> **Task directions**:
What follows is a listing. Return every line of it exactly.

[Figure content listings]

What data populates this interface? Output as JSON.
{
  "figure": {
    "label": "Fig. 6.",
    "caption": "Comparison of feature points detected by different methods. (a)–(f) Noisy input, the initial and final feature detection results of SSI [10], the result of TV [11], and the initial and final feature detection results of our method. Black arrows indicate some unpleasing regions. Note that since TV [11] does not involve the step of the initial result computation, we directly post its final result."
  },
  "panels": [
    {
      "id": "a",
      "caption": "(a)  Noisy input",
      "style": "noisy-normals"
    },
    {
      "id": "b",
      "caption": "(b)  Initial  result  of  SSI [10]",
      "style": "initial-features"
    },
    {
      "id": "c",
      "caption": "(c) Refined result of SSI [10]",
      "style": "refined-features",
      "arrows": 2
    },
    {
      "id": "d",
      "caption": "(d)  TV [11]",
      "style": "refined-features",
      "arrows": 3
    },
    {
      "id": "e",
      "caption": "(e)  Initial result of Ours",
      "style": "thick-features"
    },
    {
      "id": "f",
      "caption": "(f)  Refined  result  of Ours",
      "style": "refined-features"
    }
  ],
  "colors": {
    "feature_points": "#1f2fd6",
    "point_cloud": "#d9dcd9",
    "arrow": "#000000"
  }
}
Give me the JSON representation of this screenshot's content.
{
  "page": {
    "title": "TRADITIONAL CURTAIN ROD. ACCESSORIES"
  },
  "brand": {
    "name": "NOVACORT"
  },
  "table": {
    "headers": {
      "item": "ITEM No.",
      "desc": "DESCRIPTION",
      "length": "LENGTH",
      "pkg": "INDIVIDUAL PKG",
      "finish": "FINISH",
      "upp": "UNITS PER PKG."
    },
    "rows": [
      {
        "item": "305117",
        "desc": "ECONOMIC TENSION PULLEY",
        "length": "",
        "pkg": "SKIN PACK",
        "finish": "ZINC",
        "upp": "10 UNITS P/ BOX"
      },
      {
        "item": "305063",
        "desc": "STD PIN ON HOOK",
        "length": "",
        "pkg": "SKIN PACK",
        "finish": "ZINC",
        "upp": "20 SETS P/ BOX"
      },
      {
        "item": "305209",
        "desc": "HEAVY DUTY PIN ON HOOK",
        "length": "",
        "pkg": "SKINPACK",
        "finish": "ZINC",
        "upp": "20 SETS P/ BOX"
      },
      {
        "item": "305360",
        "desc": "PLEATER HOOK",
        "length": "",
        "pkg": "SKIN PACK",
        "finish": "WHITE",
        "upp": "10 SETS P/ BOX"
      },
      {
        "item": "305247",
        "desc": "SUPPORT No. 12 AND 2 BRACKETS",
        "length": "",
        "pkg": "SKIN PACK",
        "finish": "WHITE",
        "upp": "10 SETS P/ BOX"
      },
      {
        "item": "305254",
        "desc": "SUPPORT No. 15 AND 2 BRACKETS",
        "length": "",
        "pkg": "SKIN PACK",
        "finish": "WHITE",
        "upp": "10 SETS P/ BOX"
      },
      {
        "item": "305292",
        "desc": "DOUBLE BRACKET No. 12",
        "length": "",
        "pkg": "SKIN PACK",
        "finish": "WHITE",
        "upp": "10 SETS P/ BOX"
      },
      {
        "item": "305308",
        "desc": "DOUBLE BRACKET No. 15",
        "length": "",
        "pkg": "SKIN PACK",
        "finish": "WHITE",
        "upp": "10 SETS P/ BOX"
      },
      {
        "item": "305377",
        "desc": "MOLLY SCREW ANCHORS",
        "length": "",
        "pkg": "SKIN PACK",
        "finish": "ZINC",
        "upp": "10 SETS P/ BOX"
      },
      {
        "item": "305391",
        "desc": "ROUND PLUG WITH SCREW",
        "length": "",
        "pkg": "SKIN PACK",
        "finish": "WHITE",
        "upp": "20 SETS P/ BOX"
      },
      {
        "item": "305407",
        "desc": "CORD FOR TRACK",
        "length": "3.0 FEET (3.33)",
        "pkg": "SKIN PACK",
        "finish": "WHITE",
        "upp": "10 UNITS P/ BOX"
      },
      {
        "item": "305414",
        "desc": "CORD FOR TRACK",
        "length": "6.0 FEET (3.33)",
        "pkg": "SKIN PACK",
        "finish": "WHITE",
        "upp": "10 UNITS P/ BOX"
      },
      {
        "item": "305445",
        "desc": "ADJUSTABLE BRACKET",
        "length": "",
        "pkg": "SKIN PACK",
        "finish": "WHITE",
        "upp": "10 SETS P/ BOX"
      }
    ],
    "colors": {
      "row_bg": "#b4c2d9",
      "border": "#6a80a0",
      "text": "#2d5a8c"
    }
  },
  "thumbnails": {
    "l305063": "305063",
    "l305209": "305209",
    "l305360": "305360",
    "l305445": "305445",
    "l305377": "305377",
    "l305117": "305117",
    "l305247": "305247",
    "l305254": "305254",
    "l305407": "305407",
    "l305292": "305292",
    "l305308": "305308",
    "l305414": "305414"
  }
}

> **Solution**:
What data populates this interface? Output as JSON.
{
  "figure": {
    "label": "Fig. 6.",
    "caption": "Comparison of feature points detected by different methods. (a)–(f) Noisy input, the initial and final feature detection results of SSI [10], the result of TV [11], and the initial and final feature detection results of our method. Black arrows indicate some unpleasing regions. Note that since TV [11] does not involve the step of the initial result computation, we directly post its final result."
  },
  "panels": [
    {
      "id": "a",
      "caption": "(a)  Noisy input",
      "style": "noisy-normals"
    },
    {
      "id": "b",
      "caption": "(b)  Initial  result  of  SSI [10]",
      "style": "initial-features"
    },
    {
      "id": "c",
      "caption": "(c) Refined result of SSI [10]",
      "style": "refined-features",
      "arrows": 2
    },
    {
      "id": "d",
      "caption": "(d)  TV [11]",
      "style": "refined-features",
      "arrows": 3
    },
    {
      "id": "e",
      "caption": "(e)  Initial result of Ours",
      "style": "thick-features"
    },
    {
      "id": "f",
      "caption": "(f)  Refined  result  of Ours",
      "style": "refined-features"
    }
  ],
  "colors": {
    "feature_points": "#1f2fd6",
    "point_cloud": "#d9dcd9",
    "arrow": "#000000"
  }
}
Give me the JSON representation of this screenshot's content.
{
  "page": {
    "title": "TRADITIONAL CURTAIN ROD. ACCESSORIES"
  },
  "brand": {
    "name": "NOVACORT"
  },
  "table": {
    "headers": {
      "item": "ITEM No.",
      "desc": "DESCRIPTION",
      "length": "LENGTH",
      "pkg": "INDIVIDUAL PKG",
      "finish": "FINISH",
      "upp": "UNITS PER PKG."
    },
    "rows": [
      {
        "item": "305117",
        "desc": "ECONOMIC TENSION PULLEY",
        "length": "",
        "pkg": "SKIN PACK",
        "finish": "ZINC",
        "upp": "10 UNITS P/ BOX"
      },
      {
        "item": "305063",
        "desc": "STD PIN ON HOOK",
        "length": "",
        "pkg": "SKIN PACK",
        "finish": "ZINC",
        "upp": "20 SETS P/ BOX"
      },
      {
        "item": "305209",
        "desc": "HEAVY DUTY PIN ON HOOK",
        "length": "",
        "pkg": "SKINPACK",
        "finish": "ZINC",
        "upp": "20 SETS P/ BOX"
      },
      {
        "item": "305360",
        "desc": "PLEATER HOOK",
        "length": "",
        "pkg": "SKIN PACK",
        "finish": "WHITE",
        "upp": "10 SETS P/ BOX"
      },
      {
        "item": "305247",
        "desc": "SUPPORT No. 12 AND 2 BRACKETS",
        "length": "",
        "pkg": "SKIN PACK",
        "finish": "WHITE",
        "upp": "10 SETS P/ BOX"
      },
      {
        "item": "305254",
        "desc": "SUPPORT No. 15 AND 2 BRACKETS",
        "length": "",
        "pkg": "SKIN PACK",
        "finish": "WHITE",
        "upp": "10 SETS P/ BOX"
      },
      {
        "item": "305292",
        "desc": "DOUBLE BRACKET No. 12",
        "length": "",
        "pkg": "SKIN PACK",
        "finish": "WHITE",
        "upp": "10 SETS P/ BOX"
      },
      {
        "item": "305308",
        "desc": "DOUBLE BRACKET No. 15",
        "length": "",
        "pkg": "SKIN PACK",
        "finish": "WHITE",
        "upp": "10 SETS P/ BOX"
      },
      {
        "item": "305377",
        "desc": "MOLLY SCREW ANCHORS",
        "length": "",
        "pkg": "SKIN PACK",
        "finish": "ZINC",
        "upp": "10 SETS P/ BOX"
      },
      {
        "item": "305391",
        "desc": "ROUND PLUG WITH SCREW",
        "length": "",
        "pkg": "SKIN PACK",
        "finish": "WHITE",
        "upp": "20 SETS P/ BOX"
      },
      {
        "item": "305407",
        "desc": "CORD FOR TRACK",
        "length": "3.0 FEET (3.33)",
        "pkg": "SKIN PACK",
        "finish": "WHITE",
        "upp": "10 UNITS P/ BOX"
      },
      {
        "item": "305414",
        "desc": "CORD FOR TRACK",
        "length": "6.0 FEET (3.33)",
        "pkg": "SKIN PACK",
        "finish": "WHITE",
        "upp": "10 UNITS P/ BOX"
      },
      {
        "item": "305445",
        "desc": "ADJUSTABLE BRACKET",
        "length": "",
        "pkg": "SKIN PACK",
        "finish": "WHITE",
        "upp": "10 SETS P/ BOX"
      }
    ],
    "colors": {
      "row_bg": "#b4c2d9",
      "border": "#6a80a0",
      "text": "#2d5a8c"
    }
  },
  "thumbnails": {
    "l305063": "305063",
    "l305209": "305209",
    "l305360": "305360",
    "l305445": "305445",
    "l305377": "305377",
    "l305117": "305117",
    "l305247": "305247",
    "l305254": "305254",
    "l305407": "305407",
    "l305292": "305292",
    "l305308": "305308",
    "l305414": "305414"
  }
}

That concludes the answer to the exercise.